■ **WORK REQUIRED**:
Work out how many lines hold the string "центре". Give that number and nothing more.

■ **RECORD LIST**:
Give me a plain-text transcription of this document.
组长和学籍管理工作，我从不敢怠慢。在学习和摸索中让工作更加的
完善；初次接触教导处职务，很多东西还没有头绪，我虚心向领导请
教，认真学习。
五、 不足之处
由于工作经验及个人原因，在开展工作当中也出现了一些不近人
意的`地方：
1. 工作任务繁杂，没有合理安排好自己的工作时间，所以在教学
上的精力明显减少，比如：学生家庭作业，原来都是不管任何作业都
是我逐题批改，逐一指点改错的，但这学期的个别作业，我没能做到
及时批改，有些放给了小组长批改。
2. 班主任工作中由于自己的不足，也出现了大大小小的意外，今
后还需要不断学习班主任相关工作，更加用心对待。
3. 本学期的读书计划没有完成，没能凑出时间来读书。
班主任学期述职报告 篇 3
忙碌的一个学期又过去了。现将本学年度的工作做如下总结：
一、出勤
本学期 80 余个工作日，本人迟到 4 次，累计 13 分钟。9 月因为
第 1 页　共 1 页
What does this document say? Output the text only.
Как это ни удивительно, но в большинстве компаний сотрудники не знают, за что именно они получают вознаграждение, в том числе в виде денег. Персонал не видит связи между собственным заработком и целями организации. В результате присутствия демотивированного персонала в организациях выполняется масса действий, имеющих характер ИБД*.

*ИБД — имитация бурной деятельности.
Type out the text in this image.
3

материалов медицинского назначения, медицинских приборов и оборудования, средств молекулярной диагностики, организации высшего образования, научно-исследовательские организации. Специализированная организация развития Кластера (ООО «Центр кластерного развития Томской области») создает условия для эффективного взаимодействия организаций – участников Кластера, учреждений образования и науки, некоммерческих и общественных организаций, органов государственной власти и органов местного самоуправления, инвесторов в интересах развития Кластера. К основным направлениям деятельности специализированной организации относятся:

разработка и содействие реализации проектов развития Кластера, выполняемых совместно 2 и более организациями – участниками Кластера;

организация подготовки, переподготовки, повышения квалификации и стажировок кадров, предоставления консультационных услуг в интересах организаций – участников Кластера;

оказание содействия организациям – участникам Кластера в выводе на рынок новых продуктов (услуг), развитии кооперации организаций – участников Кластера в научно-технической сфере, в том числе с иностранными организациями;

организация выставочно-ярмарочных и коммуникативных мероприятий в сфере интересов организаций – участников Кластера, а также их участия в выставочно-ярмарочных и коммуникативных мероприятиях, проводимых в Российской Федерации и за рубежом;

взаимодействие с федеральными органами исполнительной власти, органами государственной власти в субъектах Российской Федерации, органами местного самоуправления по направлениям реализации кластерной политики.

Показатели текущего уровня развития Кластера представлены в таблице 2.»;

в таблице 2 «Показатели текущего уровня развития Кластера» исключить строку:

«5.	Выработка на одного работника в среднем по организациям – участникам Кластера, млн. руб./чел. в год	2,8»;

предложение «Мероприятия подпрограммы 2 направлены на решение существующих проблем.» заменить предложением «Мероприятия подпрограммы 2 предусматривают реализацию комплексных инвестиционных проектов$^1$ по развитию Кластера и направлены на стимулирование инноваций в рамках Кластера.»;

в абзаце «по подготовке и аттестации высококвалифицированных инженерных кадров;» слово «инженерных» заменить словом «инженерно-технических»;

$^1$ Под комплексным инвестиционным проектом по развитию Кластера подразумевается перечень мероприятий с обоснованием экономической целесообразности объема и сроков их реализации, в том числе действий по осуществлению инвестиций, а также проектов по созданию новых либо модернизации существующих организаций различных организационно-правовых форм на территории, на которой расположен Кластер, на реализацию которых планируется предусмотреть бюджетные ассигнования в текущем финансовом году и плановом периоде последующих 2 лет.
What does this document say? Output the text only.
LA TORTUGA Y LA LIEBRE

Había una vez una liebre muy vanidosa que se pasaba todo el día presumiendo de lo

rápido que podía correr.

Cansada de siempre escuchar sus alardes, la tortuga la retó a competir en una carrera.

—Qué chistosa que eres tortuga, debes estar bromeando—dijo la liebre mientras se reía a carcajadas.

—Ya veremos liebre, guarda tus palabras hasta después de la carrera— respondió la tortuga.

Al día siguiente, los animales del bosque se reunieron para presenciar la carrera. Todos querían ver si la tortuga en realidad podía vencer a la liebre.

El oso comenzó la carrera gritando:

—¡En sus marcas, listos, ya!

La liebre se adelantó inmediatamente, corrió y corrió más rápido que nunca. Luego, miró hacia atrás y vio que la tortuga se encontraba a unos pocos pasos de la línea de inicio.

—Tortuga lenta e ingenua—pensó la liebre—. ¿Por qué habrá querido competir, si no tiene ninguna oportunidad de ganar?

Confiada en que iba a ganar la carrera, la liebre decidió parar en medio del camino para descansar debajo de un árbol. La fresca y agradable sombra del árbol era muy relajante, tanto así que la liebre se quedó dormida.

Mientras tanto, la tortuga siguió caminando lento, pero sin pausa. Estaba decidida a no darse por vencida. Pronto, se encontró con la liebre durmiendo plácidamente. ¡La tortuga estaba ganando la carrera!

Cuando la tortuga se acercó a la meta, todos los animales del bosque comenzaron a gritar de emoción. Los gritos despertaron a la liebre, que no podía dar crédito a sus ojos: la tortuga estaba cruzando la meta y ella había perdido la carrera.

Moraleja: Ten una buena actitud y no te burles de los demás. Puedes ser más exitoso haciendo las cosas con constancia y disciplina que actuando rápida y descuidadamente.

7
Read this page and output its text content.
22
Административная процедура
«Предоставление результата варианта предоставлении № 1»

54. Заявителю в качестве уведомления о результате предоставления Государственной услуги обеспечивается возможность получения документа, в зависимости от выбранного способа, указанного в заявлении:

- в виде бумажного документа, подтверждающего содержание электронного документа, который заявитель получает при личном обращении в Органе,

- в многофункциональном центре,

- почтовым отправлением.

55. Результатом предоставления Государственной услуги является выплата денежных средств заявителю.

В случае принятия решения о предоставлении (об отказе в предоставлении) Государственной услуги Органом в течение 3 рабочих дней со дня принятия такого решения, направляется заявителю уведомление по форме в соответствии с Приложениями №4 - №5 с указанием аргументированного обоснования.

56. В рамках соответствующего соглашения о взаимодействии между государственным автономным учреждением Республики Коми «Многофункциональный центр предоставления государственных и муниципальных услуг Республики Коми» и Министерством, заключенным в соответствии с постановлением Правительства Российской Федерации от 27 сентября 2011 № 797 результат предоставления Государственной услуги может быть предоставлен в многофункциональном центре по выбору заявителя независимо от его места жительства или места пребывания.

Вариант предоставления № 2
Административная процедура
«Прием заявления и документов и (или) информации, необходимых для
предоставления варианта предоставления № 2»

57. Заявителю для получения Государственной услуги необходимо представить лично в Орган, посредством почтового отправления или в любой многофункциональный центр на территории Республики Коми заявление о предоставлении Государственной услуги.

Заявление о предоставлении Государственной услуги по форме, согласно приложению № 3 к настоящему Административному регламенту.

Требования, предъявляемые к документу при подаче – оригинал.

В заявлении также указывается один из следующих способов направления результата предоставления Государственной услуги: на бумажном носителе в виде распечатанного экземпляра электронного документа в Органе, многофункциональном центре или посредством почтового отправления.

■ **RESULT**:
3